TO DO - In the copy, include every entry exactly but none of the pictures.

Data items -
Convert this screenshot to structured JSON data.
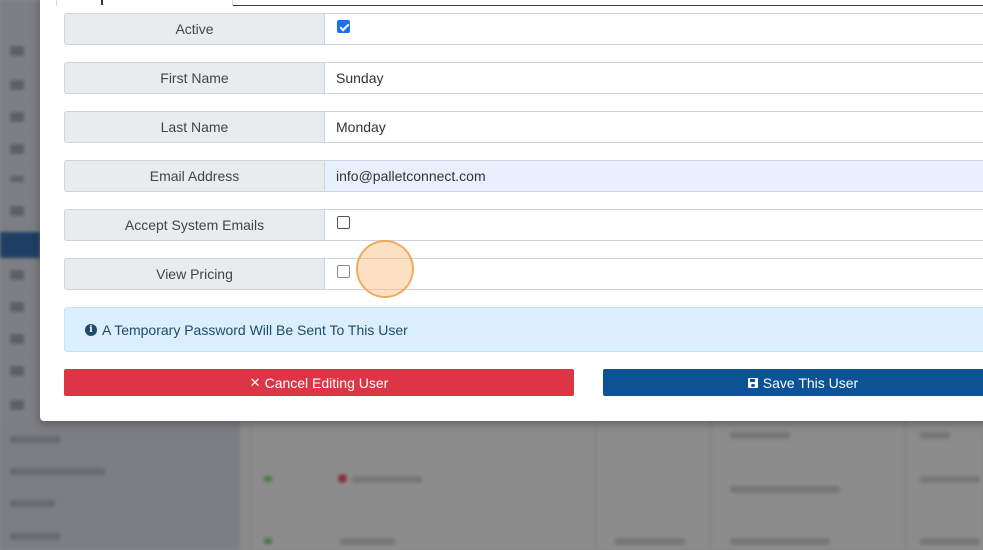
{
  "form": {
    "fields": [
      {
        "label": "Active",
        "type": "checkbox",
        "checked": true
      },
      {
        "label": "First Name",
        "type": "text",
        "value": "Sunday"
      },
      {
        "label": "Last Name",
        "type": "text",
        "value": "Monday"
      },
      {
        "label": "Email Address",
        "type": "text",
        "value": "info@palletconnect.com"
      },
      {
        "label": "Accept System Emails",
        "type": "checkbox",
        "checked": false
      },
      {
        "label": "View Pricing",
        "type": "checkbox",
        "checked": false
      }
    ]
  },
  "notice": {
    "icon": "info-circle-icon",
    "text": "A Temporary Password Will Be Sent To This User"
  },
  "actions": {
    "cancel_icon": "times-icon",
    "cancel_label": "Cancel Editing User",
    "save_icon": "floppy-disk-icon",
    "save_label": "Save This User"
  },
  "colors": {
    "danger": "#dc3545",
    "primary": "#0b5394",
    "info_bg": "#dbeefb",
    "info_text": "#1f4a6b",
    "autofill_bg": "#e8f0fe",
    "checkbox_checked": "#1a73e8"
  }
}
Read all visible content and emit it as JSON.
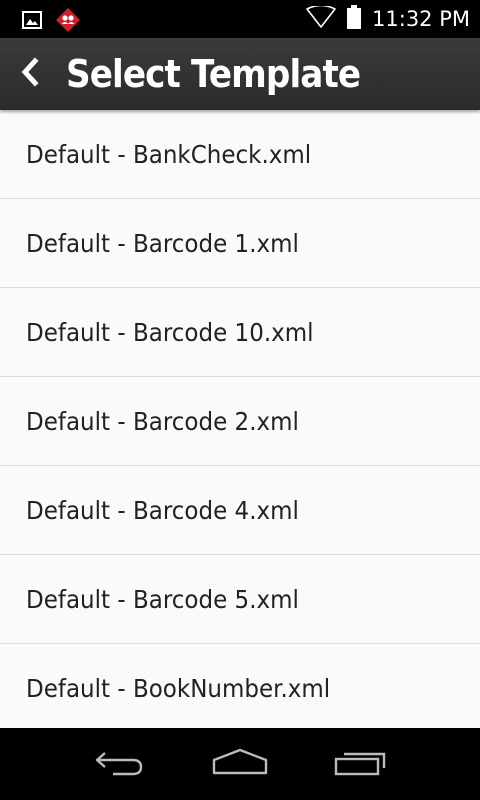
{
  "status_bar": {
    "time": "11:32 PM",
    "icons": [
      "image-notification-icon",
      "app-notification-icon",
      "wifi-icon",
      "battery-icon"
    ]
  },
  "action_bar": {
    "title": "Select Template",
    "back_icon": "chevron-left-icon"
  },
  "list": {
    "items": [
      "Default - BankCheck.xml",
      "Default - Barcode 1.xml",
      "Default - Barcode 10.xml",
      "Default - Barcode 2.xml",
      "Default - Barcode 4.xml",
      "Default - Barcode 5.xml",
      "Default - BookNumber.xml"
    ]
  },
  "nav_bar": {
    "buttons": [
      "back-nav-icon",
      "home-nav-icon",
      "recents-nav-icon"
    ]
  },
  "colors": {
    "action_bar": "#333333",
    "list_background": "#fafafa",
    "divider": "#dcdcdc",
    "text": "#222222",
    "notification_red": "#d0202a"
  }
}
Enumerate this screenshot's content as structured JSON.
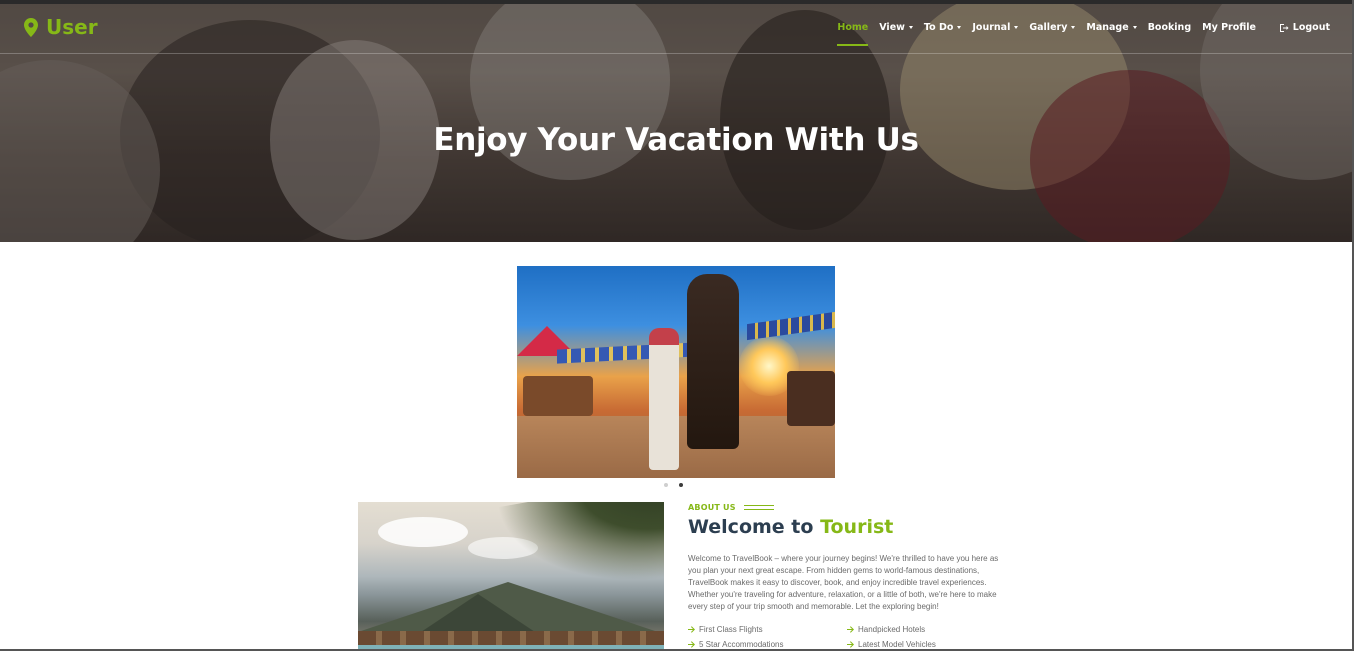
{
  "brand": {
    "name": "User",
    "icon": "map-marker-icon",
    "color": "#86b817"
  },
  "nav": {
    "items": [
      {
        "label": "Home",
        "active": true,
        "dropdown": false
      },
      {
        "label": "View",
        "active": false,
        "dropdown": true
      },
      {
        "label": "To Do",
        "active": false,
        "dropdown": true
      },
      {
        "label": "Journal",
        "active": false,
        "dropdown": true
      },
      {
        "label": "Gallery",
        "active": false,
        "dropdown": true
      },
      {
        "label": "Manage",
        "active": false,
        "dropdown": true
      },
      {
        "label": "Booking",
        "active": false,
        "dropdown": false
      },
      {
        "label": "My Profile",
        "active": false,
        "dropdown": false
      }
    ],
    "logout": {
      "label": "Logout",
      "icon": "logout-icon"
    }
  },
  "hero": {
    "title": "Enjoy Your Vacation With Us"
  },
  "carousel": {
    "slide_count": 2,
    "active_index": 1
  },
  "about": {
    "eyebrow": "ABOUT US",
    "title_main": "Welcome to",
    "title_accent": "Tourist",
    "paragraph": "Welcome to TravelBook – where your journey begins! We're thrilled to have you here as you plan your next great escape. From hidden gems to world-famous destinations, TravelBook makes it easy to discover, book, and enjoy incredible travel experiences. Whether you're traveling for adventure, relaxation, or a little of both, we're here to make every step of your trip smooth and memorable. Let the exploring begin!",
    "features": [
      "First Class Flights",
      "Handpicked Hotels",
      "5 Star Accommodations",
      "Latest Model Vehicles"
    ]
  },
  "colors": {
    "accent": "#86b817",
    "heading": "#2c3e50",
    "body_text": "#6b6b6b"
  }
}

RESPONSE TO THIS EXERCISE -
Convert this screenshot to structured JSON data.
{
  "form": {
    "fields": [
      {
        "label": "Active",
        "type": "checkbox",
        "checked": true
      },
      {
        "label": "First Name",
        "type": "text",
        "value": "Sunday"
      },
      {
        "label": "Last Name",
        "type": "text",
        "value": "Monday"
      },
      {
        "label": "Email Address",
        "type": "text",
        "value": "info@palletconnect.com"
      },
      {
        "label": "Accept System Emails",
        "type": "checkbox",
        "checked": false
      },
      {
        "label": "View Pricing",
        "type": "checkbox",
        "checked": false
      }
    ]
  },
  "notice": {
    "icon": "info-circle-icon",
    "text": "A Temporary Password Will Be Sent To This User"
  },
  "actions": {
    "cancel_icon": "times-icon",
    "cancel_label": "Cancel Editing User",
    "save_icon": "floppy-disk-icon",
    "save_label": "Save This User"
  },
  "colors": {
    "danger": "#dc3545",
    "primary": "#0b5394",
    "info_bg": "#dbeefb",
    "info_text": "#1f4a6b",
    "autofill_bg": "#e8f0fe",
    "checkbox_checked": "#1a73e8"
  }
}
Read all visible content and emit it as JSON.
{
  "status_bar": {
    "time": "11:32 PM",
    "icons": [
      "image-notification-icon",
      "app-notification-icon",
      "wifi-icon",
      "battery-icon"
    ]
  },
  "action_bar": {
    "title": "Select Template",
    "back_icon": "chevron-left-icon"
  },
  "list": {
    "items": [
      "Default - BankCheck.xml",
      "Default - Barcode 1.xml",
      "Default - Barcode 10.xml",
      "Default - Barcode 2.xml",
      "Default - Barcode 4.xml",
      "Default - Barcode 5.xml",
      "Default - BookNumber.xml"
    ]
  },
  "nav_bar": {
    "buttons": [
      "back-nav-icon",
      "home-nav-icon",
      "recents-nav-icon"
    ]
  },
  "colors": {
    "action_bar": "#333333",
    "list_background": "#fafafa",
    "divider": "#dcdcdc",
    "text": "#222222",
    "notification_red": "#d0202a"
  }
}
Enumerate this screenshot's content as structured JSON.
{
  "brand": {
    "name": "User",
    "icon": "map-marker-icon",
    "color": "#86b817"
  },
  "nav": {
    "items": [
      {
        "label": "Home",
        "active": true,
        "dropdown": false
      },
      {
        "label": "View",
        "active": false,
        "dropdown": true
      },
      {
        "label": "To Do",
        "active": false,
        "dropdown": true
      },
      {
        "label": "Journal",
        "active": false,
        "dropdown": true
      },
      {
        "label": "Gallery",
        "active": false,
        "dropdown": true
      },
      {
        "label": "Manage",
        "active": false,
        "dropdown": true
      },
      {
        "label": "Booking",
        "active": false,
        "dropdown": false
      },
      {
        "label": "My Profile",
        "active": false,
        "dropdown": false
      }
    ],
    "logout": {
      "label": "Logout",
      "icon": "logout-icon"
    }
  },
  "hero": {
    "title": "Enjoy Your Vacation With Us"
  },
  "carousel": {
    "slide_count": 2,
    "active_index": 1
  },
  "about": {
    "eyebrow": "ABOUT US",
    "title_main": "Welcome to",
    "title_accent": "Tourist",
    "paragraph": "Welcome to TravelBook – where your journey begins! We're thrilled to have you here as you plan your next great escape. From hidden gems to world-famous destinations, TravelBook makes it easy to discover, book, and enjoy incredible travel experiences. Whether you're traveling for adventure, relaxation, or a little of both, we're here to make every step of your trip smooth and memorable. Let the exploring begin!",
    "features": [
      "First Class Flights",
      "Handpicked Hotels",
      "5 Star Accommodations",
      "Latest Model Vehicles"
    ]
  },
  "colors": {
    "accent": "#86b817",
    "heading": "#2c3e50",
    "body_text": "#6b6b6b"
  }
}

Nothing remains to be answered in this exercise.